▶ **Stated goal**:
Of all the lines in the records, how many hold the word "customers"? Answer with the number only.

** start of Raw records **

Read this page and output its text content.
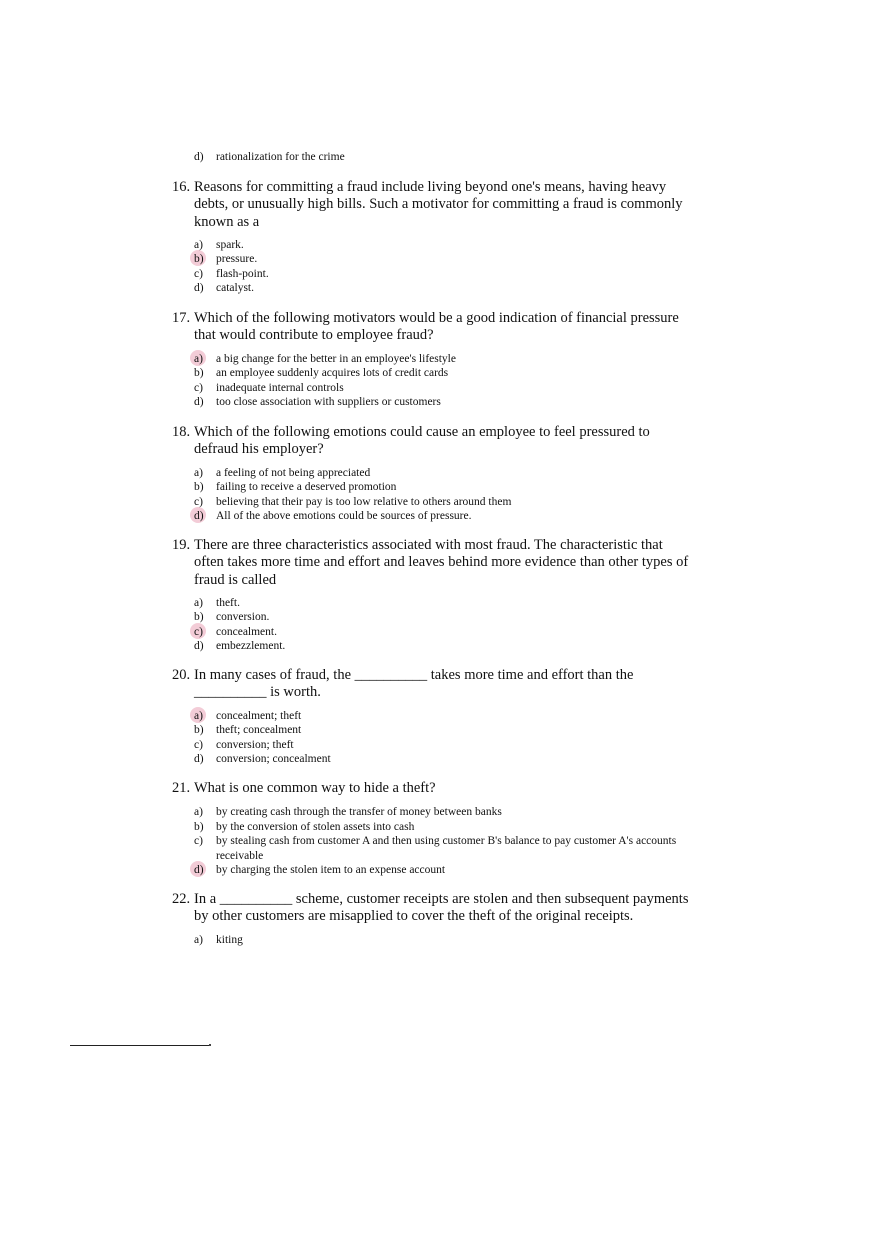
d)	rationalization for the crime
16. Reasons for committing a fraud include living beyond one's means, having heavy
debts, or unusually high bills. Such a motivator for committing a fraud is commonly
known as a
a)	spark.
b)	pressure.
c)	flash-point.
d)	catalyst.
17. Which of the following motivators would be a good indication of financial pressure
that would contribute to employee fraud?
a)	a big change for the better in an employee's lifestyle
b)	an employee suddenly acquires lots of credit cards
c)	inadequate internal controls
d)	too close association with suppliers or customers
18. Which of the following emotions could cause an employee to feel pressured to
defraud his employer?
a)	a feeling of not being appreciated
b)	failing to receive a deserved promotion
c)	believing that their pay is too low relative to others around them
d)	All of the above emotions could be sources of pressure.
19. There are three characteristics associated with most fraud. The characteristic that
often takes more time and effort and leaves behind more evidence than other types of
fraud is called
a)	theft.
b)	conversion.
c)	concealment.
d)	embezzlement.
20. In many cases of fraud, the __________ takes more time and effort than the
__________ is worth.
a)	concealment; theft
b)	theft; concealment
c)	conversion; theft
d)	conversion; concealment
21. What is one common way to hide a theft?
a)	by creating cash through the transfer of money between banks
b)	by the conversion of stolen assets into cash
c)	by stealing cash from customer A and then using customer B's balance to pay customer A's accounts receivable
d)	by charging the stolen item to an expense account
22. In a __________ scheme, customer receipts are stolen and then subsequent payments
by other customers are misapplied to cover the theft of the original receipts.
a)	kiting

** end of Raw records **

▶ **Complete answer**:
2